Collect every line in the records below that contains the word "frac".

--- Dataset records ---

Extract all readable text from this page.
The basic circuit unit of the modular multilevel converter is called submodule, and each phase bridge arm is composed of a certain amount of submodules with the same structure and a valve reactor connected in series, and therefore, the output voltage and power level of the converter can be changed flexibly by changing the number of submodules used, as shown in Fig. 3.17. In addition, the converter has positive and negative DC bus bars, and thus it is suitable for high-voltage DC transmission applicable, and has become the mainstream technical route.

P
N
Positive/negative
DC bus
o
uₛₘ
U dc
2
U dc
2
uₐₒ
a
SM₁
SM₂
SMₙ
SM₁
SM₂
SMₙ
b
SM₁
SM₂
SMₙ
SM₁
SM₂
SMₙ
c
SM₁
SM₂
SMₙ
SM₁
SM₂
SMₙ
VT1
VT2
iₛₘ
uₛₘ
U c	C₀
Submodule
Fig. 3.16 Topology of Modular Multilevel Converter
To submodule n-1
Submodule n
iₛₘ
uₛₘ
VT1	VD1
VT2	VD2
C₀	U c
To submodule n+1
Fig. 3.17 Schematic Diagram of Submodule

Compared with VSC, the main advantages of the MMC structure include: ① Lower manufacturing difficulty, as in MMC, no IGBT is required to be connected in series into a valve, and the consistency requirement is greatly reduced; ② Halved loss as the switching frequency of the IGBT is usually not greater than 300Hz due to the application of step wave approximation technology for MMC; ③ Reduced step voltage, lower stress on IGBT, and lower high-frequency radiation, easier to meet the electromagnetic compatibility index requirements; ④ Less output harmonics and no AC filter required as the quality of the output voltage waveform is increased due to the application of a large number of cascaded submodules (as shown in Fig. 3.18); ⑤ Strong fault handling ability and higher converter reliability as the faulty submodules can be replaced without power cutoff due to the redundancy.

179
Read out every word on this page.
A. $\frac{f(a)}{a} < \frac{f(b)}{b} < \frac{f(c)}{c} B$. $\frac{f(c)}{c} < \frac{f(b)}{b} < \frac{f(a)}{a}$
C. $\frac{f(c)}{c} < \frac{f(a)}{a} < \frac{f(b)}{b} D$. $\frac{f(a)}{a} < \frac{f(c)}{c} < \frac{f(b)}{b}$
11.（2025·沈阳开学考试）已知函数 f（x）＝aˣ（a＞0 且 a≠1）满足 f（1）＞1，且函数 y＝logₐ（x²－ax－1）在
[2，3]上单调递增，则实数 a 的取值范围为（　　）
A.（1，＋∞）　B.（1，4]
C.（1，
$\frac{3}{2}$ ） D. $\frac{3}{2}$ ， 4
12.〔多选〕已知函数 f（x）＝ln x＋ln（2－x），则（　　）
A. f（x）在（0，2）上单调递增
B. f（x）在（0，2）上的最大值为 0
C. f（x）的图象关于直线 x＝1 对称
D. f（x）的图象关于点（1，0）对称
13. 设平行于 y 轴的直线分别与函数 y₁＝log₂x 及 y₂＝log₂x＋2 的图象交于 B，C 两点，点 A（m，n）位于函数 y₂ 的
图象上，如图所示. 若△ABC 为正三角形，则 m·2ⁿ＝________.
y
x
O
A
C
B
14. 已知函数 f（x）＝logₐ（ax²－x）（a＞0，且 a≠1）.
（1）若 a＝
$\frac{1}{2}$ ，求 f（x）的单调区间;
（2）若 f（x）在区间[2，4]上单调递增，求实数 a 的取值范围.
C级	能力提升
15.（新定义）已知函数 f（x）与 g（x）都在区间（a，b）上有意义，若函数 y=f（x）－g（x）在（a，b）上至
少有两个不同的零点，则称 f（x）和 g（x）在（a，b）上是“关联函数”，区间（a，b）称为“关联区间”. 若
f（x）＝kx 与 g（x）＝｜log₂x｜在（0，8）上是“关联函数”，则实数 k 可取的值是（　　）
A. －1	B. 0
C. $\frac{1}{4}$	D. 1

---

Finished exercise:
A. $\frac{f(a)}{a} < \frac{f(b)}{b} < \frac{f(c)}{c} B$. $\frac{f(c)}{c} < \frac{f(b)}{b} < \frac{f(a)}{a}$
C. $\frac{f(c)}{c} < \frac{f(a)}{a} < \frac{f(b)}{b} D$. $\frac{f(a)}{a} < \frac{f(c)}{c} < \frac{f(b)}{b}$
$\frac{3}{2}$ ） D. $\frac{3}{2}$ ， 4
$\frac{1}{2}$ ，求 f（x）的单调区间;
C. $\frac{1}{4}$	D. 1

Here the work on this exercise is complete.